--- Entries supplied ---

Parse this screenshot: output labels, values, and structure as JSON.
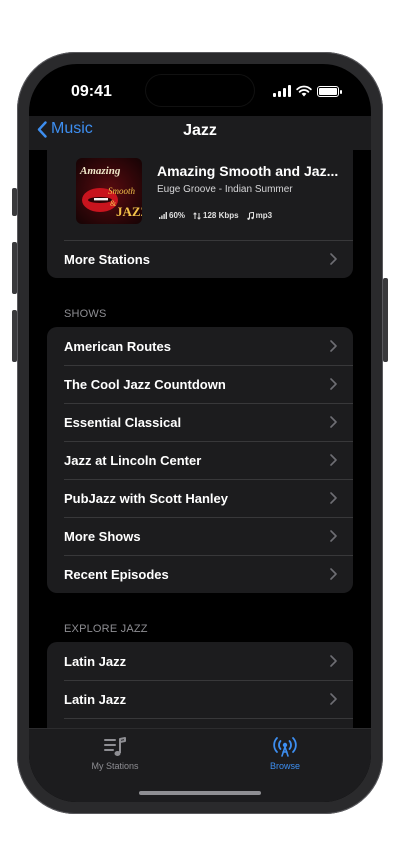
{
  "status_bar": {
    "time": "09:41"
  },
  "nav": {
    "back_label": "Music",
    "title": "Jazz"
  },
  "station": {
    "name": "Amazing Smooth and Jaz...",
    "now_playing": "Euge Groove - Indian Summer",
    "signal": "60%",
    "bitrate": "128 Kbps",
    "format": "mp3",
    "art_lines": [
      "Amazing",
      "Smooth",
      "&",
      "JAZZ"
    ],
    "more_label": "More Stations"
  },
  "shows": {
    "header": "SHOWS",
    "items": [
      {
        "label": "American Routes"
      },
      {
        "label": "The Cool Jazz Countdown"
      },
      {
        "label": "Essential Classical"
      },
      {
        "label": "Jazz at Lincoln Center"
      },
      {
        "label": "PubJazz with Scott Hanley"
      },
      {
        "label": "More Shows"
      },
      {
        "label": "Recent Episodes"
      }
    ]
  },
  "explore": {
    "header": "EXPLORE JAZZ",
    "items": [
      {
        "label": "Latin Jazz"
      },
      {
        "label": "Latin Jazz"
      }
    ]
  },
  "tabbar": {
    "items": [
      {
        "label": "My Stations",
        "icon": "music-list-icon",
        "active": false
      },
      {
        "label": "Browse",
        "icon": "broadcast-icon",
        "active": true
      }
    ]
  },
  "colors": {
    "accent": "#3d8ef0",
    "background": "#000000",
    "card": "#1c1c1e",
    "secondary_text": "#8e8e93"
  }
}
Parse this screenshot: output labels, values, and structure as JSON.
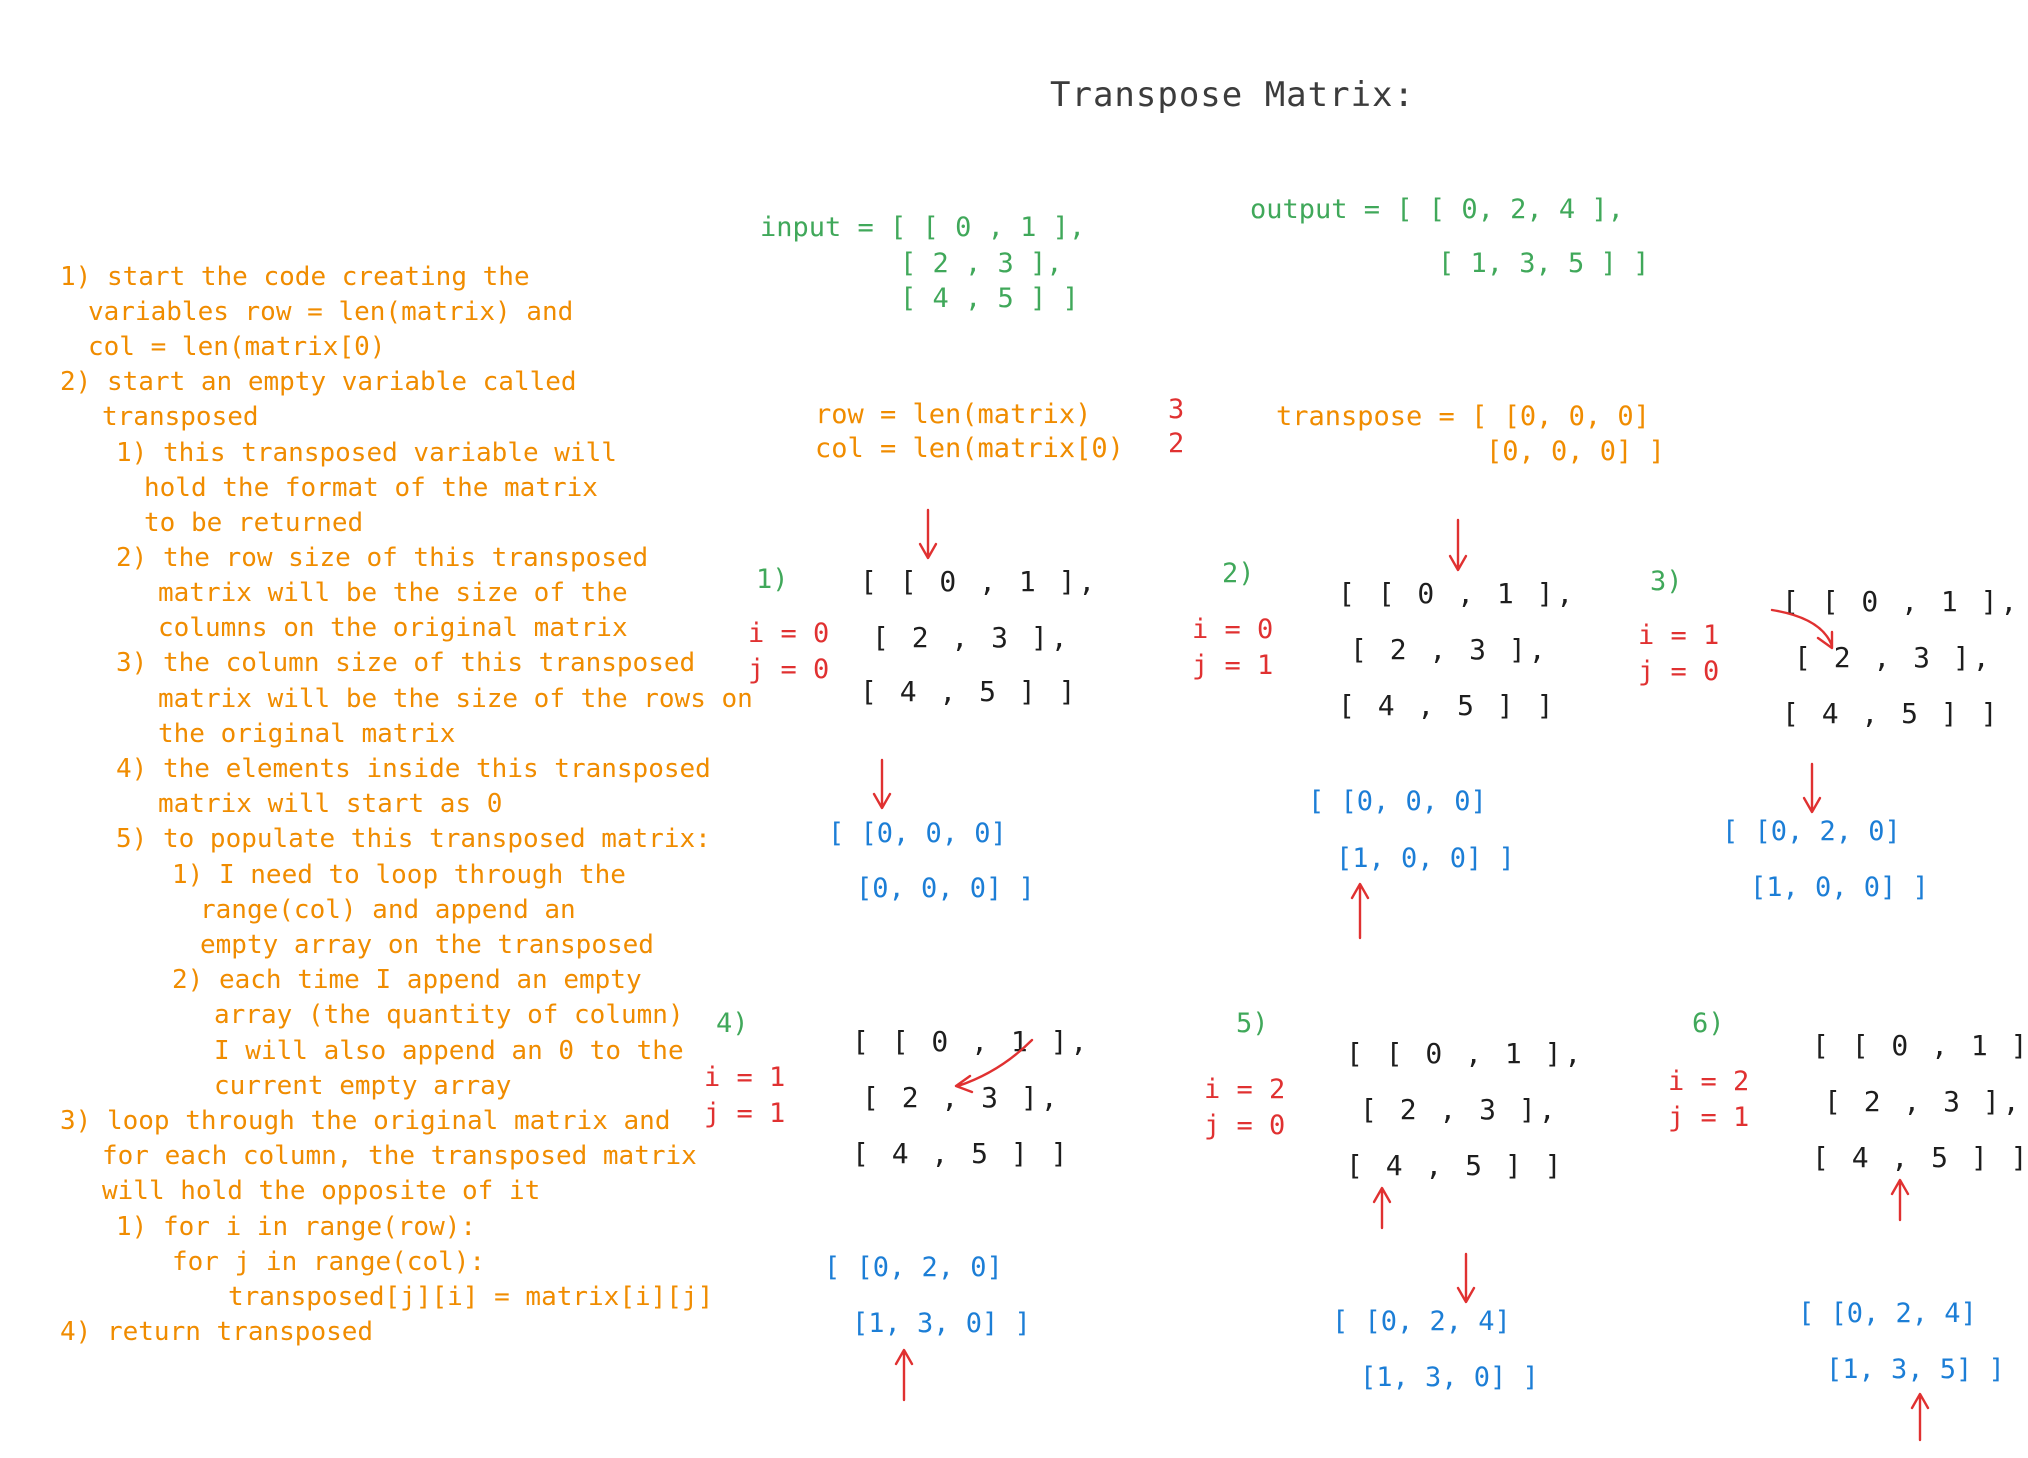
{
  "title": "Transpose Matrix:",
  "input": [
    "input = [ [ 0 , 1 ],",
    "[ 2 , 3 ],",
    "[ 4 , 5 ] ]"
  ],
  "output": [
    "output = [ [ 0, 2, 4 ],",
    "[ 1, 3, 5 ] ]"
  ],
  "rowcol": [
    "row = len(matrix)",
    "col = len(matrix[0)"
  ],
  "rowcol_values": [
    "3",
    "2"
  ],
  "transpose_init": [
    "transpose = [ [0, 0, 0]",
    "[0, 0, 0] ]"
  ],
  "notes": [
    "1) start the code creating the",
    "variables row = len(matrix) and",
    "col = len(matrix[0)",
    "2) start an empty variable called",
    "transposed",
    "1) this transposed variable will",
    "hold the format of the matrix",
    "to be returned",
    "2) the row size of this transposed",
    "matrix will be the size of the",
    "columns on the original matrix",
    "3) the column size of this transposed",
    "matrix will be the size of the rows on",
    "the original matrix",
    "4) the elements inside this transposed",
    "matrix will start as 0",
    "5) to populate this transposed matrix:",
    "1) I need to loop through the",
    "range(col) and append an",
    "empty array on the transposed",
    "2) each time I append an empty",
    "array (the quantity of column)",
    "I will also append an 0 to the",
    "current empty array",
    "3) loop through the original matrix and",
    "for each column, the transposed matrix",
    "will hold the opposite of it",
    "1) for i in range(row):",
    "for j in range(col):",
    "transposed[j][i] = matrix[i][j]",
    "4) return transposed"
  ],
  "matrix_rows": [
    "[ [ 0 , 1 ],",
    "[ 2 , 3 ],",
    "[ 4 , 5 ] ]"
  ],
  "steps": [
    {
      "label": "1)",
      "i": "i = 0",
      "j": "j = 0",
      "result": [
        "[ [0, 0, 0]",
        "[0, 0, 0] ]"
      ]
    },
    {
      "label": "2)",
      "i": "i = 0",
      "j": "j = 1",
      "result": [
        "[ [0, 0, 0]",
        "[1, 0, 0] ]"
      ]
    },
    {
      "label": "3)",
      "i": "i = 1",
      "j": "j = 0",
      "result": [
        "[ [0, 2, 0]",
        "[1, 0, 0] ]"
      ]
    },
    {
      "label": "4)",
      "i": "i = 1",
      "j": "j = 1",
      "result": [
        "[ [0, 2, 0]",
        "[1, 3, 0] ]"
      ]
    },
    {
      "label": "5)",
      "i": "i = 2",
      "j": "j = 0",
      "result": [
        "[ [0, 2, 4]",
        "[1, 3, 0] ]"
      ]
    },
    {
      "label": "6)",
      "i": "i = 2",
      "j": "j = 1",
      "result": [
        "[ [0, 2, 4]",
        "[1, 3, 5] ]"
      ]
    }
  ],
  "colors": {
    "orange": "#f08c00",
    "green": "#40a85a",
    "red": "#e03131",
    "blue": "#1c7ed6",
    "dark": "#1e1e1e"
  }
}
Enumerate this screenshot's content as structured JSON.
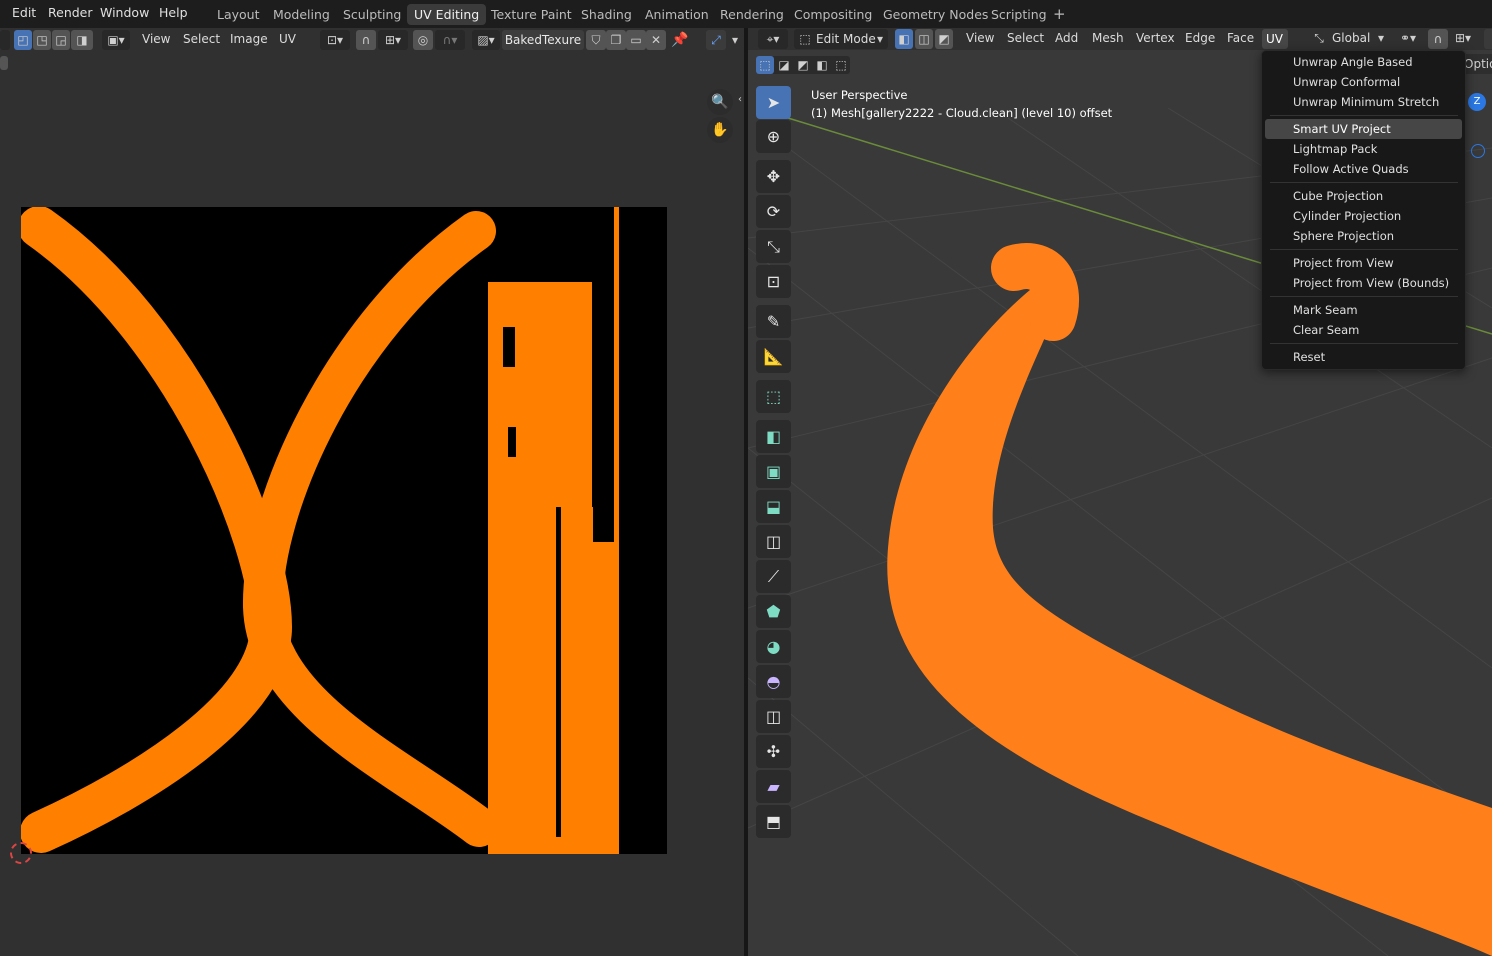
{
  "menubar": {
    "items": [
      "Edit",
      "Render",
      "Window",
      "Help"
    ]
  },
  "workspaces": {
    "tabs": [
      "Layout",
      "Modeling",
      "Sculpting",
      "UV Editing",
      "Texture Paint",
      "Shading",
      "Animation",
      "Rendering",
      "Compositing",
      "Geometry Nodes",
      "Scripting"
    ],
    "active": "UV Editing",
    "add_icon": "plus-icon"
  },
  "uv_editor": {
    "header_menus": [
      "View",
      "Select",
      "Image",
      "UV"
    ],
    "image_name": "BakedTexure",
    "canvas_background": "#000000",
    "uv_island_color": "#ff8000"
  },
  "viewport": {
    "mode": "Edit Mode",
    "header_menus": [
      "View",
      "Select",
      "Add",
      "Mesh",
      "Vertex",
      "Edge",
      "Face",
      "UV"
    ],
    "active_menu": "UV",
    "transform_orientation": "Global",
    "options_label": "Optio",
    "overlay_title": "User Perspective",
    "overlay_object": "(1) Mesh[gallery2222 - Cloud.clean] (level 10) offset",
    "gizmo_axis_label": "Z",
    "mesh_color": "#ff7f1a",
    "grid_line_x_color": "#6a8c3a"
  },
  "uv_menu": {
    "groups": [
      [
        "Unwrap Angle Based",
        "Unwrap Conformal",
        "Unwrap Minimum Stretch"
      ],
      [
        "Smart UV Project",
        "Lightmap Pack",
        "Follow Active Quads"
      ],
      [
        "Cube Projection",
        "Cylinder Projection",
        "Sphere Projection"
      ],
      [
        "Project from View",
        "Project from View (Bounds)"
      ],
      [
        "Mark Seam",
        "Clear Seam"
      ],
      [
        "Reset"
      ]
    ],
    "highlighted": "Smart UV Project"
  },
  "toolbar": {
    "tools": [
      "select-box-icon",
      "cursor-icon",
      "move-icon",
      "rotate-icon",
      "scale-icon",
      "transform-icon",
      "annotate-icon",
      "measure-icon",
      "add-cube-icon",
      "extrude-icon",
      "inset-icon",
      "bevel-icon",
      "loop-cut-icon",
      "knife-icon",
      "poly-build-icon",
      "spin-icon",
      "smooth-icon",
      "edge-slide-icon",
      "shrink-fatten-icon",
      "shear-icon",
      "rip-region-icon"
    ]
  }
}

---

### [Required task]
Make an exact copy of all the material, but keep the pictures out of it.

### [The answer]
Parse this screenshot: output labels, values, and structure as JSON.
{
  "status_bar": {
    "time": "09:41"
  },
  "nav": {
    "back_label": "Music",
    "title": "Jazz"
  },
  "station": {
    "name": "Amazing Smooth and Jaz...",
    "now_playing": "Euge Groove - Indian Summer",
    "signal": "60%",
    "bitrate": "128 Kbps",
    "format": "mp3",
    "art_lines": [
      "Amazing",
      "Smooth",
      "&",
      "JAZZ"
    ],
    "more_label": "More Stations"
  },
  "shows": {
    "header": "SHOWS",
    "items": [
      {
        "label": "American Routes"
      },
      {
        "label": "The Cool Jazz Countdown"
      },
      {
        "label": "Essential Classical"
      },
      {
        "label": "Jazz at Lincoln Center"
      },
      {
        "label": "PubJazz with Scott Hanley"
      },
      {
        "label": "More Shows"
      },
      {
        "label": "Recent Episodes"
      }
    ]
  },
  "explore": {
    "header": "EXPLORE JAZZ",
    "items": [
      {
        "label": "Latin Jazz"
      },
      {
        "label": "Latin Jazz"
      }
    ]
  },
  "tabbar": {
    "items": [
      {
        "label": "My Stations",
        "icon": "music-list-icon",
        "active": false
      },
      {
        "label": "Browse",
        "icon": "broadcast-icon",
        "active": true
      }
    ]
  },
  "colors": {
    "accent": "#3d8ef0",
    "background": "#000000",
    "card": "#1c1c1e",
    "secondary_text": "#8e8e93"
  }
}
Parse this screenshot: output labels, values, and structure as JSON.
{
  "title": "Transpose Matrix:",
  "input": [
    "input = [ [ 0 , 1 ],",
    "[ 2 , 3 ],",
    "[ 4 , 5 ] ]"
  ],
  "output": [
    "output = [ [ 0, 2, 4 ],",
    "[ 1, 3, 5 ] ]"
  ],
  "rowcol": [
    "row = len(matrix)",
    "col = len(matrix[0)"
  ],
  "rowcol_values": [
    "3",
    "2"
  ],
  "transpose_init": [
    "transpose = [ [0, 0, 0]",
    "[0, 0, 0] ]"
  ],
  "notes": [
    "1) start the code creating the",
    "variables row = len(matrix) and",
    "col = len(matrix[0)",
    "2) start an empty variable called",
    "transposed",
    "1) this transposed variable will",
    "hold the format of the matrix",
    "to be returned",
    "2) the row size of this transposed",
    "matrix will be the size of the",
    "columns on the original matrix",
    "3) the column size of this transposed",
    "matrix will be the size of the rows on",
    "the original matrix",
    "4) the elements inside this transposed",
    "matrix will start as 0",
    "5) to populate this transposed matrix:",
    "1) I need to loop through the",
    "range(col) and append an",
    "empty array on the transposed",
    "2) each time I append an empty",
    "array (the quantity of column)",
    "I will also append an 0 to the",
    "current empty array",
    "3) loop through the original matrix and",
    "for each column, the transposed matrix",
    "will hold the opposite of it",
    "1) for i in range(row):",
    "for j in range(col):",
    "transposed[j][i] = matrix[i][j]",
    "4) return transposed"
  ],
  "matrix_rows": [
    "[ [ 0 , 1 ],",
    "[ 2 , 3 ],",
    "[ 4 , 5 ] ]"
  ],
  "steps": [
    {
      "label": "1)",
      "i": "i = 0",
      "j": "j = 0",
      "result": [
        "[ [0, 0, 0]",
        "[0, 0, 0] ]"
      ]
    },
    {
      "label": "2)",
      "i": "i = 0",
      "j": "j = 1",
      "result": [
        "[ [0, 0, 0]",
        "[1, 0, 0] ]"
      ]
    },
    {
      "label": "3)",
      "i": "i = 1",
      "j": "j = 0",
      "result": [
        "[ [0, 2, 0]",
        "[1, 0, 0] ]"
      ]
    },
    {
      "label": "4)",
      "i": "i = 1",
      "j": "j = 1",
      "result": [
        "[ [0, 2, 0]",
        "[1, 3, 0] ]"
      ]
    },
    {
      "label": "5)",
      "i": "i = 2",
      "j": "j = 0",
      "result": [
        "[ [0, 2, 4]",
        "[1, 3, 0] ]"
      ]
    },
    {
      "label": "6)",
      "i": "i = 2",
      "j": "j = 1",
      "result": [
        "[ [0, 2, 4]",
        "[1, 3, 5] ]"
      ]
    }
  ],
  "colors": {
    "orange": "#f08c00",
    "green": "#40a85a",
    "red": "#e03131",
    "blue": "#1c7ed6",
    "dark": "#1e1e1e"
  }
}
Enumerate this screenshot's content as structured JSON.
{
  "menubar": {
    "items": [
      "Edit",
      "Render",
      "Window",
      "Help"
    ]
  },
  "workspaces": {
    "tabs": [
      "Layout",
      "Modeling",
      "Sculpting",
      "UV Editing",
      "Texture Paint",
      "Shading",
      "Animation",
      "Rendering",
      "Compositing",
      "Geometry Nodes",
      "Scripting"
    ],
    "active": "UV Editing",
    "add_icon": "plus-icon"
  },
  "uv_editor": {
    "header_menus": [
      "View",
      "Select",
      "Image",
      "UV"
    ],
    "image_name": "BakedTexure",
    "canvas_background": "#000000",
    "uv_island_color": "#ff8000"
  },
  "viewport": {
    "mode": "Edit Mode",
    "header_menus": [
      "View",
      "Select",
      "Add",
      "Mesh",
      "Vertex",
      "Edge",
      "Face",
      "UV"
    ],
    "active_menu": "UV",
    "transform_orientation": "Global",
    "options_label": "Optio",
    "overlay_title": "User Perspective",
    "overlay_object": "(1) Mesh[gallery2222 - Cloud.clean] (level 10) offset",
    "gizmo_axis_label": "Z",
    "mesh_color": "#ff7f1a",
    "grid_line_x_color": "#6a8c3a"
  },
  "uv_menu": {
    "groups": [
      [
        "Unwrap Angle Based",
        "Unwrap Conformal",
        "Unwrap Minimum Stretch"
      ],
      [
        "Smart UV Project",
        "Lightmap Pack",
        "Follow Active Quads"
      ],
      [
        "Cube Projection",
        "Cylinder Projection",
        "Sphere Projection"
      ],
      [
        "Project from View",
        "Project from View (Bounds)"
      ],
      [
        "Mark Seam",
        "Clear Seam"
      ],
      [
        "Reset"
      ]
    ],
    "highlighted": "Smart UV Project"
  },
  "toolbar": {
    "tools": [
      "select-box-icon",
      "cursor-icon",
      "move-icon",
      "rotate-icon",
      "scale-icon",
      "transform-icon",
      "annotate-icon",
      "measure-icon",
      "add-cube-icon",
      "extrude-icon",
      "inset-icon",
      "bevel-icon",
      "loop-cut-icon",
      "knife-icon",
      "poly-build-icon",
      "spin-icon",
      "smooth-icon",
      "edge-slide-icon",
      "shrink-fatten-icon",
      "shear-icon",
      "rip-region-icon"
    ]
  }
}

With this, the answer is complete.